• [Problem details]: Rewrite every entry below, replacing "regions" with "areas" and leaving everything else unchanged. Leave the pictures out of your answer.
____
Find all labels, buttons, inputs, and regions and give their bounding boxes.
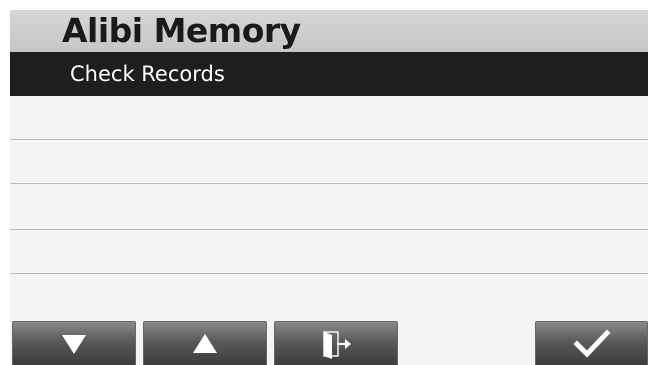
list-item[interactable] [10, 230, 648, 274]
checkmark-icon [536, 322, 647, 365]
up-button[interactable] [143, 321, 267, 365]
list-item[interactable] [10, 96, 648, 140]
list-item[interactable] [10, 275, 648, 319]
menu-item-label: Check Records [70, 62, 225, 86]
menu-item-check-records[interactable]: Check Records [10, 52, 648, 96]
page-title: Alibi Memory [62, 11, 301, 50]
list-item[interactable] [10, 186, 648, 230]
exit-door-icon [275, 322, 397, 365]
list-item[interactable] [10, 140, 648, 184]
arrow-down-icon [13, 322, 135, 365]
display-screen: Alibi Memory Check Records [10, 10, 648, 365]
down-button[interactable] [12, 321, 136, 365]
exit-button[interactable] [274, 321, 398, 365]
title-bar: Alibi Memory [10, 10, 648, 52]
arrow-up-icon [144, 322, 266, 365]
confirm-button[interactable] [535, 321, 648, 365]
____
• [Response to the task]:
Find all labels, buttons, inputs, and areas and give their bounding boxes.
list-item[interactable] [10, 230, 648, 274]
checkmark-icon [536, 322, 647, 365]
up-button[interactable] [143, 321, 267, 365]
list-item[interactable] [10, 96, 648, 140]
list-item[interactable] [10, 275, 648, 319]
menu-item-label: Check Records [70, 62, 225, 86]
menu-item-check-records[interactable]: Check Records [10, 52, 648, 96]
page-title: Alibi Memory [62, 11, 301, 50]
list-item[interactable] [10, 186, 648, 230]
exit-door-icon [275, 322, 397, 365]
list-item[interactable] [10, 140, 648, 184]
arrow-down-icon [13, 322, 135, 365]
display-screen: Alibi Memory Check Records [10, 10, 648, 365]
down-button[interactable] [12, 321, 136, 365]
exit-button[interactable] [274, 321, 398, 365]
title-bar: Alibi Memory [10, 10, 648, 52]
arrow-up-icon [144, 322, 266, 365]
confirm-button[interactable] [535, 321, 648, 365]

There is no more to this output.